→ **Exercise prompt**:
Select each line where the word "actions" appears.

→ **Source records**:

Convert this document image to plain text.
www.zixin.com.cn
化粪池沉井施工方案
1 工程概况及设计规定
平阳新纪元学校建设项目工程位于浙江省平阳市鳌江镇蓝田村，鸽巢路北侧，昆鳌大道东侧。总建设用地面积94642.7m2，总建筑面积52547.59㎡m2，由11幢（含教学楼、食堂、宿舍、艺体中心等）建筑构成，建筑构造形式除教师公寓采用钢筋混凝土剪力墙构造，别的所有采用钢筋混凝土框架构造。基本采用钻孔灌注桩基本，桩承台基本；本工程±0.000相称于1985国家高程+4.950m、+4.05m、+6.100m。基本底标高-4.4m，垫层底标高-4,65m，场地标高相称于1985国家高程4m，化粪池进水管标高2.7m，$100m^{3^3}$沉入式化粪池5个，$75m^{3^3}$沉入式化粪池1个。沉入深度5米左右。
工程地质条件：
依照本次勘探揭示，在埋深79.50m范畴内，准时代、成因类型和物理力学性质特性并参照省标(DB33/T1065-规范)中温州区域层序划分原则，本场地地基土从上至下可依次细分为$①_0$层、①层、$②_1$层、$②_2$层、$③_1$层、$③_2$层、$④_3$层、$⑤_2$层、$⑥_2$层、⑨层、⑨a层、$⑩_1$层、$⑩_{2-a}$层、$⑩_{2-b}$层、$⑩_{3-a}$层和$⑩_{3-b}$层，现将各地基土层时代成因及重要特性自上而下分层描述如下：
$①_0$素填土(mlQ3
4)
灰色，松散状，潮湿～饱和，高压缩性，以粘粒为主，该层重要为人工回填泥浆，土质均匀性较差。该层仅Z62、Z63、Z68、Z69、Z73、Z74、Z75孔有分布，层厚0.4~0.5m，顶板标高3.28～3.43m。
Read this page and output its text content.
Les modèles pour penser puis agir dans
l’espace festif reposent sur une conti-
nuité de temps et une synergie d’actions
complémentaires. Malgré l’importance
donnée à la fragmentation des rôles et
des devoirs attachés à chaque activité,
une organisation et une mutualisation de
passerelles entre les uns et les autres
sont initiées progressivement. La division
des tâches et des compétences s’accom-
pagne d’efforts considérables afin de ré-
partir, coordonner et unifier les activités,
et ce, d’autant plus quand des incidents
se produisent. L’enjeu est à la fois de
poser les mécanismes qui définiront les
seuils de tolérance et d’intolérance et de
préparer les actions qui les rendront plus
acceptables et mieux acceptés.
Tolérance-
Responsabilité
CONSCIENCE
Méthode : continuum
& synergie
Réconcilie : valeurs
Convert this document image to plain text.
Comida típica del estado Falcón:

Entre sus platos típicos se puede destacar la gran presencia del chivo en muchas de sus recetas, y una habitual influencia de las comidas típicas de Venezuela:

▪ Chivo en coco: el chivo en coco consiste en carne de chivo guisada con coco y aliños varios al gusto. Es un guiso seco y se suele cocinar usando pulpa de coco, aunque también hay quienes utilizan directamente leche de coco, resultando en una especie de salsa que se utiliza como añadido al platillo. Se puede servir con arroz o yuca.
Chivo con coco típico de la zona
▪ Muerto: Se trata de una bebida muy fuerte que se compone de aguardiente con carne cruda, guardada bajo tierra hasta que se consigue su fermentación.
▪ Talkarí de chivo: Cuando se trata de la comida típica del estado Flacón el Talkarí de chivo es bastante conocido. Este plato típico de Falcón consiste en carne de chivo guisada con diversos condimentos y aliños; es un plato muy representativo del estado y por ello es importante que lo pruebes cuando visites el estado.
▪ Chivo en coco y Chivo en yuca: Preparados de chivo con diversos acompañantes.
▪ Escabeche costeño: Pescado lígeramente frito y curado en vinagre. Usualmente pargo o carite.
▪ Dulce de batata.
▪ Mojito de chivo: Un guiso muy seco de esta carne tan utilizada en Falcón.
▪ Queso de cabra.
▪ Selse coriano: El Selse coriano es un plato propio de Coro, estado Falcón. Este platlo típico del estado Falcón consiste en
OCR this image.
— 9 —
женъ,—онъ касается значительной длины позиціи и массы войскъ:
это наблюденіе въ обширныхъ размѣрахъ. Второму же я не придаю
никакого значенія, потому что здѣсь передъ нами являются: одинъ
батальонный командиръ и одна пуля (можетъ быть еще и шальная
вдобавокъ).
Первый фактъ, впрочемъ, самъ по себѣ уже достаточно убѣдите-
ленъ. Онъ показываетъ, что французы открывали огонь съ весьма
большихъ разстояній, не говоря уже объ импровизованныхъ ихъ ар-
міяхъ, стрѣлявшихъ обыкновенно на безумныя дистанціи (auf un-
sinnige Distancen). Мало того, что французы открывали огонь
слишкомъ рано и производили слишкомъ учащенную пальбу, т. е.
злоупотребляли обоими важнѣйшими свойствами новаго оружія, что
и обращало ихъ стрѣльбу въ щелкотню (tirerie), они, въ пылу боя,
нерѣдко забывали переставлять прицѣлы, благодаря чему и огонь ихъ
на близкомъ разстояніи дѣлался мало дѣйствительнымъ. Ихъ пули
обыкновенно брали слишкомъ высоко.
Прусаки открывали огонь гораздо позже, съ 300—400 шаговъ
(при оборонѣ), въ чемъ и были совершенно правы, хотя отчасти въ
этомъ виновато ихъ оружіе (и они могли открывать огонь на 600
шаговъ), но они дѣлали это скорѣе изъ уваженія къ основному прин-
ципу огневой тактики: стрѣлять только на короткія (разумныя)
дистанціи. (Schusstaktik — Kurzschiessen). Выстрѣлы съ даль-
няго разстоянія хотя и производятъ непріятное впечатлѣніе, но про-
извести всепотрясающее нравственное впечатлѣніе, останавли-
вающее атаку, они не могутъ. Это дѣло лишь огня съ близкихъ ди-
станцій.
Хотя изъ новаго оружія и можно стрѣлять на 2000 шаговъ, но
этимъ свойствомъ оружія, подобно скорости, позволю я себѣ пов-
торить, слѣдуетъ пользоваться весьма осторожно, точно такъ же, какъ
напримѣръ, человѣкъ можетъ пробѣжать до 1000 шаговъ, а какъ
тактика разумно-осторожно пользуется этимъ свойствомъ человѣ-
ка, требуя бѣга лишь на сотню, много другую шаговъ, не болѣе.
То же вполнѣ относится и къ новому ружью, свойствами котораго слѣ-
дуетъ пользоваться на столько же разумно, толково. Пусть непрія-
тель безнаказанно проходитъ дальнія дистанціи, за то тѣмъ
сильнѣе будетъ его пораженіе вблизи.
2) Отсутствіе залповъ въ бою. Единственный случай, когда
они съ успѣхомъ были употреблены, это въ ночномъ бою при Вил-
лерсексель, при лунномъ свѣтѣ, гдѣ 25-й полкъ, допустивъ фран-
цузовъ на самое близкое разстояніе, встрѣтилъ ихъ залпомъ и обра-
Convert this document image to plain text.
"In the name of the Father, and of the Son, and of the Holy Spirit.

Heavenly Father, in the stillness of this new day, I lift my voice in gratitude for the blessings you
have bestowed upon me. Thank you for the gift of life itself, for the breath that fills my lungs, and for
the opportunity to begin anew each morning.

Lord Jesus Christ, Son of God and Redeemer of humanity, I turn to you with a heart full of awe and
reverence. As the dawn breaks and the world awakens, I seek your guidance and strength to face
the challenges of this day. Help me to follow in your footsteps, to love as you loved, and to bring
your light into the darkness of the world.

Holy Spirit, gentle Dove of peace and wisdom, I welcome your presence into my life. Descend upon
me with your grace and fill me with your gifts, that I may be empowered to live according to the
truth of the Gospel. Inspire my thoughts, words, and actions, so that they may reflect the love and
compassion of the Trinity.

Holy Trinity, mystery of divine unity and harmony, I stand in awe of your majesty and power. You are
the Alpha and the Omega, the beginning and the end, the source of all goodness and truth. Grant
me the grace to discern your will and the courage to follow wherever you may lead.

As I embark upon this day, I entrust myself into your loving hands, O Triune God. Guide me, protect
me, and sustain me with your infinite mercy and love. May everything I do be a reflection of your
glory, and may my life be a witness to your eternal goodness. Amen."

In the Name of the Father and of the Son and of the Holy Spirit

→ **Output for this task**:
nuité de temps et une synergie d’actions
préparer les actions qui les rendront plus
truth of the Gospel. Inspire my thoughts, words, and actions, so that they may reflect the love and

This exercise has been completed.